:: Aim ::
Echo the stretch of data from the start through the line containing "- marker: [644, 72, 655, 83]", both ends included, reproducing each line exactly.

:: Exercise materials ::
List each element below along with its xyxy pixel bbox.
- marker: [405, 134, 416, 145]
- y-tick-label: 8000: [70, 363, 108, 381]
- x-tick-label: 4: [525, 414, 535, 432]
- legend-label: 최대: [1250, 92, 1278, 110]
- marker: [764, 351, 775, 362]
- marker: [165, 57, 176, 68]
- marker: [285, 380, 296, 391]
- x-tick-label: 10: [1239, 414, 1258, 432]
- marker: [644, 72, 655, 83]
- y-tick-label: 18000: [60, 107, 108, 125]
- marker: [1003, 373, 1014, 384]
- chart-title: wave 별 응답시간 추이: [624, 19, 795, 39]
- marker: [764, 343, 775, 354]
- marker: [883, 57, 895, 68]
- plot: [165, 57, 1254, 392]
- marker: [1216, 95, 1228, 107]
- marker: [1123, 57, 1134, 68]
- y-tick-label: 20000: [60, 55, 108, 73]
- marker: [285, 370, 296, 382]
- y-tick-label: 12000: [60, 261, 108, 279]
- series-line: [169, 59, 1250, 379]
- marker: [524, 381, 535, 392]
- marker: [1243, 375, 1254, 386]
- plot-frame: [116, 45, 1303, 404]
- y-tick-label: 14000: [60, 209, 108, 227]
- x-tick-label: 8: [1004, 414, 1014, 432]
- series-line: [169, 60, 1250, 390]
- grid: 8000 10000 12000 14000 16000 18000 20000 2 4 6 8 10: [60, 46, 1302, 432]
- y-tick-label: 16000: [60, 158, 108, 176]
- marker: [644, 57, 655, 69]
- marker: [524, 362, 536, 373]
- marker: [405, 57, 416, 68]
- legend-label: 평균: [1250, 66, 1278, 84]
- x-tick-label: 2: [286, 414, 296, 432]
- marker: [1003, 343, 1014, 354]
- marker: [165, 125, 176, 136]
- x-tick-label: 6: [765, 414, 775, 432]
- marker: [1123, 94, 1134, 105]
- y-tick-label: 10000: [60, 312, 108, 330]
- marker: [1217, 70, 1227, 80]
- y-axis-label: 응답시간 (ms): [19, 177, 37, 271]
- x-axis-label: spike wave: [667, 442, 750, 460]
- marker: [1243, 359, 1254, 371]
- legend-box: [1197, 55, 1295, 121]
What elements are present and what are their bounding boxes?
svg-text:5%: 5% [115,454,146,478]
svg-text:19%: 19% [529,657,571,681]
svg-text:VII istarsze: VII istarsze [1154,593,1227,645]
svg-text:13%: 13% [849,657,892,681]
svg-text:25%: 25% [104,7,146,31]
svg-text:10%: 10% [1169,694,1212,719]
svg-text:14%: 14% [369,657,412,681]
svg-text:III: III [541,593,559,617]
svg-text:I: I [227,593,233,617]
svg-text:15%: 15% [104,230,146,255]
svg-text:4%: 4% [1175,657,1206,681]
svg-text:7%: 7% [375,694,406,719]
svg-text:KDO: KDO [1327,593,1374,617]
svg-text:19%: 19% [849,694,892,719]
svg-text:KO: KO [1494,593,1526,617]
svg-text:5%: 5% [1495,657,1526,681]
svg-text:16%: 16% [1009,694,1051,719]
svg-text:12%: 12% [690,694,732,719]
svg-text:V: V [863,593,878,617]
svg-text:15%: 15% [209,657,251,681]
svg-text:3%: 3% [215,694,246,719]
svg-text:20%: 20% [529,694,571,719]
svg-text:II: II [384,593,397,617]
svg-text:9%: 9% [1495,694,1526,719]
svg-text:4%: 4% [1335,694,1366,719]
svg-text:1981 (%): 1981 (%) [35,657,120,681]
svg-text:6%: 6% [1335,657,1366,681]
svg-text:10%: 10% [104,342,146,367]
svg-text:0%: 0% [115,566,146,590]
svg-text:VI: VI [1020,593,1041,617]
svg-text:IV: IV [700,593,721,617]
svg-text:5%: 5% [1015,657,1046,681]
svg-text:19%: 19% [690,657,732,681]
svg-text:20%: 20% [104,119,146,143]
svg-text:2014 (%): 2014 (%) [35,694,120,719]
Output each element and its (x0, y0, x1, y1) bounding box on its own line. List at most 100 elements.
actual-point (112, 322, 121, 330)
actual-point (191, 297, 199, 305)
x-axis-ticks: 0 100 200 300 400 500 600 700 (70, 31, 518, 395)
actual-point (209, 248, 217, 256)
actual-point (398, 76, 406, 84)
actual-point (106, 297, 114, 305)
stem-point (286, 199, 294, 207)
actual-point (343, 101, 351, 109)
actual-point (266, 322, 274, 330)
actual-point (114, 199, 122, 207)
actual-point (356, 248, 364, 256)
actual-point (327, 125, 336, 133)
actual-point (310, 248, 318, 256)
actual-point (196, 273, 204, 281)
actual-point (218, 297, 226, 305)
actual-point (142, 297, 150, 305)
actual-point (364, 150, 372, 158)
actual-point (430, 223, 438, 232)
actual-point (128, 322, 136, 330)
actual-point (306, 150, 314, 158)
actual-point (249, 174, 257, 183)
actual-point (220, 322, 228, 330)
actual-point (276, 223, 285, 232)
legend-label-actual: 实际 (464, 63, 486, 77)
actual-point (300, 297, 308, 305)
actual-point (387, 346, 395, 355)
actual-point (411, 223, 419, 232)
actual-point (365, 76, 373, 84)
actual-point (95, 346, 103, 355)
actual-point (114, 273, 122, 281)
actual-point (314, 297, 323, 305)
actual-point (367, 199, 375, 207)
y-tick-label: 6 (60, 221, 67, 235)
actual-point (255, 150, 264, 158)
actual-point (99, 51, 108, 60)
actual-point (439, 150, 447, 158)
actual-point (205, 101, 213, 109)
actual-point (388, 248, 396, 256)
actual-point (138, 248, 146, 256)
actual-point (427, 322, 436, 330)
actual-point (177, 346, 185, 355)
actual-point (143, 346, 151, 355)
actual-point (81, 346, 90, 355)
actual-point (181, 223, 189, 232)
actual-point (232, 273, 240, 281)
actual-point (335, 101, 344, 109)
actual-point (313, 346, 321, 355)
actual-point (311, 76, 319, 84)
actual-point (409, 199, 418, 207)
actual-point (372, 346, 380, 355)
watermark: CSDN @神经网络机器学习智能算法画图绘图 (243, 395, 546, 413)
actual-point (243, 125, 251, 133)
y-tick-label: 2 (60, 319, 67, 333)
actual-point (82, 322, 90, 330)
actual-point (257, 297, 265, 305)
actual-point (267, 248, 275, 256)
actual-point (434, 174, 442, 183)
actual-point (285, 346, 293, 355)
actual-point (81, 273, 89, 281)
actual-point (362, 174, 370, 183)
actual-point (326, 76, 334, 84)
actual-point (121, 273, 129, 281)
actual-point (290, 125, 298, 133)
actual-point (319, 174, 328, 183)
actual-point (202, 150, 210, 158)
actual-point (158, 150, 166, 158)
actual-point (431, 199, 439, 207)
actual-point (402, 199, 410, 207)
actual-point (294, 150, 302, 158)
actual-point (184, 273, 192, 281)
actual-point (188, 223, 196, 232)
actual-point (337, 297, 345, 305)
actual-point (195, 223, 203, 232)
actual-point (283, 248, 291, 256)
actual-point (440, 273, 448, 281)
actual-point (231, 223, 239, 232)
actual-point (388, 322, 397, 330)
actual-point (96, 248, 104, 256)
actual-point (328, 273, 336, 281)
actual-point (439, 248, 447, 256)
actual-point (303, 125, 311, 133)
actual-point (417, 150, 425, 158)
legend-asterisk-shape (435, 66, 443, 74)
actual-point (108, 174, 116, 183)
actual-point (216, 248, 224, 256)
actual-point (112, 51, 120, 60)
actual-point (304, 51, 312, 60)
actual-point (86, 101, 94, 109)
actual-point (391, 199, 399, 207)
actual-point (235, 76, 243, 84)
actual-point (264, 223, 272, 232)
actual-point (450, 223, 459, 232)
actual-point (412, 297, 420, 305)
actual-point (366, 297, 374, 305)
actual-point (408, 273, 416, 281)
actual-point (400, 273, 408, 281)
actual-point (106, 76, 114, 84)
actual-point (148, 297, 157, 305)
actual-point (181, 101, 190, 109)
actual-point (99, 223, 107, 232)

:: Expected answer ::
List each element below along with its xyxy pixel bbox.
- marker: [405, 134, 416, 145]
- y-tick-label: 8000: [70, 363, 108, 381]
- x-tick-label: 4: [525, 414, 535, 432]
- legend-label: 최대: [1250, 92, 1278, 110]
- marker: [764, 351, 775, 362]
- marker: [165, 57, 176, 68]
- marker: [285, 380, 296, 391]
- x-tick-label: 10: [1239, 414, 1258, 432]
- marker: [644, 72, 655, 83]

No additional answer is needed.